- What to work on -
Extract the data exactly, missing nothing.
::::::::::
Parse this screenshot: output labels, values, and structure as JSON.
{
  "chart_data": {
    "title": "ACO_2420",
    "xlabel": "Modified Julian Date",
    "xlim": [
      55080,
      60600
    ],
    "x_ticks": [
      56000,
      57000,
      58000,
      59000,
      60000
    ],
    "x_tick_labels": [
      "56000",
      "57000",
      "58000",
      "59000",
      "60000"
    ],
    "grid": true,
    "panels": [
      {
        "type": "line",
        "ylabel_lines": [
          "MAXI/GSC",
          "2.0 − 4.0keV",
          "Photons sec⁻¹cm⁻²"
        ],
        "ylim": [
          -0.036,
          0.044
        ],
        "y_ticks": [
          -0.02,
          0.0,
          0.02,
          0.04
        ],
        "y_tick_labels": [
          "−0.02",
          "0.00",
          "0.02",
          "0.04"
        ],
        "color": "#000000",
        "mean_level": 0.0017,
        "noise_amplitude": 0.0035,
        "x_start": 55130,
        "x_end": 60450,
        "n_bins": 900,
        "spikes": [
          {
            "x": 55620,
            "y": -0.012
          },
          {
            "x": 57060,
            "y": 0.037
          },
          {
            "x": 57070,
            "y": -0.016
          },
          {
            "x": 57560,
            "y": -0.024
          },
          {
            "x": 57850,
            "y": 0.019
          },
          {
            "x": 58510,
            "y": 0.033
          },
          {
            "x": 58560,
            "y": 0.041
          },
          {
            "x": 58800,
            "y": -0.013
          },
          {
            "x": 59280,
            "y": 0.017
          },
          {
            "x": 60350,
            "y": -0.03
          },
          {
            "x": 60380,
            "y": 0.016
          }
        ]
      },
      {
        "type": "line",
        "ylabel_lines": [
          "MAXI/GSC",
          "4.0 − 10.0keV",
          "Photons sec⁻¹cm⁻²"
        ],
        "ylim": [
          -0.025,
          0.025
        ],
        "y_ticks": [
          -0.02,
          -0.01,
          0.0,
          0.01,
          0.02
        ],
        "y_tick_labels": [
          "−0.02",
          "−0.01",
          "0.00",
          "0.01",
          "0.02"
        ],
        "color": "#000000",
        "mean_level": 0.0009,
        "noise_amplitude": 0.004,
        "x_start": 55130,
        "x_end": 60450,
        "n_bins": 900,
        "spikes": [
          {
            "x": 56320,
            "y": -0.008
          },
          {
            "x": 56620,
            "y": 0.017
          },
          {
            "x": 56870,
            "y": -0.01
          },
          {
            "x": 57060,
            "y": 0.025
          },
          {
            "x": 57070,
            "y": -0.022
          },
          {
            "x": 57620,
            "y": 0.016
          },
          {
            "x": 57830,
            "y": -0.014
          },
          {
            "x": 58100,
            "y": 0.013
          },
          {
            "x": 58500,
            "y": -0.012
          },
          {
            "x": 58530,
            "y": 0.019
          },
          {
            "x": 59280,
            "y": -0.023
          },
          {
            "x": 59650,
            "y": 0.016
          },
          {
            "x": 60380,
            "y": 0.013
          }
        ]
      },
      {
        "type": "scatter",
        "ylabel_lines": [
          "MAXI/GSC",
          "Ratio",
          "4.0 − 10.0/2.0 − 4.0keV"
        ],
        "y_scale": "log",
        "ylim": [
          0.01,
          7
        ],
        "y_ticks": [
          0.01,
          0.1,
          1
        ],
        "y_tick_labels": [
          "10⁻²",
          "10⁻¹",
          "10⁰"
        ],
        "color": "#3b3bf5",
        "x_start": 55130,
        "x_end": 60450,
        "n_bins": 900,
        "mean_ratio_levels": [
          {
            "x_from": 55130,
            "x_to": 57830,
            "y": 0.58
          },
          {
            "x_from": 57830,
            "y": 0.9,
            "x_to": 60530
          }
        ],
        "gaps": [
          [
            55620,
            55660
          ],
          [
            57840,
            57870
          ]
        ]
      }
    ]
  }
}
::::::::::
- Expected answer -
Parse this screenshot: output labels, values, and structure as JSON.
{
  "chart_data": {
    "title": "ACO_2420",
    "xlabel": "Modified Julian Date",
    "xlim": [
      55080,
      60600
    ],
    "x_ticks": [
      56000,
      57000,
      58000,
      59000,
      60000
    ],
    "x_tick_labels": [
      "56000",
      "57000",
      "58000",
      "59000",
      "60000"
    ],
    "grid": true,
    "panels": [
      {
        "type": "line",
        "ylabel_lines": [
          "MAXI/GSC",
          "2.0 − 4.0keV",
          "Photons sec⁻¹cm⁻²"
        ],
        "ylim": [
          -0.036,
          0.044
        ],
        "y_ticks": [
          -0.02,
          0.0,
          0.02,
          0.04
        ],
        "y_tick_labels": [
          "−0.02",
          "0.00",
          "0.02",
          "0.04"
        ],
        "color": "#000000",
        "mean_level": 0.0017,
        "noise_amplitude": 0.0035,
        "x_start": 55130,
        "x_end": 60450,
        "n_bins": 900,
        "spikes": [
          {
            "x": 55620,
            "y": -0.012
          },
          {
            "x": 57060,
            "y": 0.037
          },
          {
            "x": 57070,
            "y": -0.016
          },
          {
            "x": 57560,
            "y": -0.024
          },
          {
            "x": 57850,
            "y": 0.019
          },
          {
            "x": 58510,
            "y": 0.033
          },
          {
            "x": 58560,
            "y": 0.041
          },
          {
            "x": 58800,
            "y": -0.013
          },
          {
            "x": 59280,
            "y": 0.017
          },
          {
            "x": 60350,
            "y": -0.03
          },
          {
            "x": 60380,
            "y": 0.016
          }
        ]
      },
      {
        "type": "line",
        "ylabel_lines": [
          "MAXI/GSC",
          "4.0 − 10.0keV",
          "Photons sec⁻¹cm⁻²"
        ],
        "ylim": [
          -0.025,
          0.025
        ],
        "y_ticks": [
          -0.02,
          -0.01,
          0.0,
          0.01,
          0.02
        ],
        "y_tick_labels": [
          "−0.02",
          "−0.01",
          "0.00",
          "0.01",
          "0.02"
        ],
        "color": "#000000",
        "mean_level": 0.0009,
        "noise_amplitude": 0.004,
        "x_start": 55130,
        "x_end": 60450,
        "n_bins": 900,
        "spikes": [
          {
            "x": 56320,
            "y": -0.008
          },
          {
            "x": 56620,
            "y": 0.017
          },
          {
            "x": 56870,
            "y": -0.01
          },
          {
            "x": 57060,
            "y": 0.025
          },
          {
            "x": 57070,
            "y": -0.022
          },
          {
            "x": 57620,
            "y": 0.016
          },
          {
            "x": 57830,
            "y": -0.014
          },
          {
            "x": 58100,
            "y": 0.013
          },
          {
            "x": 58500,
            "y": -0.012
          },
          {
            "x": 58530,
            "y": 0.019
          },
          {
            "x": 59280,
            "y": -0.023
          },
          {
            "x": 59650,
            "y": 0.016
          },
          {
            "x": 60380,
            "y": 0.013
          }
        ]
      },
      {
        "type": "scatter",
        "ylabel_lines": [
          "MAXI/GSC",
          "Ratio",
          "4.0 − 10.0/2.0 − 4.0keV"
        ],
        "y_scale": "log",
        "ylim": [
          0.01,
          7
        ],
        "y_ticks": [
          0.01,
          0.1,
          1
        ],
        "y_tick_labels": [
          "10⁻²",
          "10⁻¹",
          "10⁰"
        ],
        "color": "#3b3bf5",
        "x_start": 55130,
        "x_end": 60450,
        "n_bins": 900,
        "mean_ratio_levels": [
          {
            "x_from": 55130,
            "x_to": 57830,
            "y": 0.58
          },
          {
            "x_from": 57830,
            "y": 0.9,
            "x_to": 60530
          }
        ],
        "gaps": [
          [
            55620,
            55660
          ],
          [
            57840,
            57870
          ]
        ]
      }
    ]
  }
}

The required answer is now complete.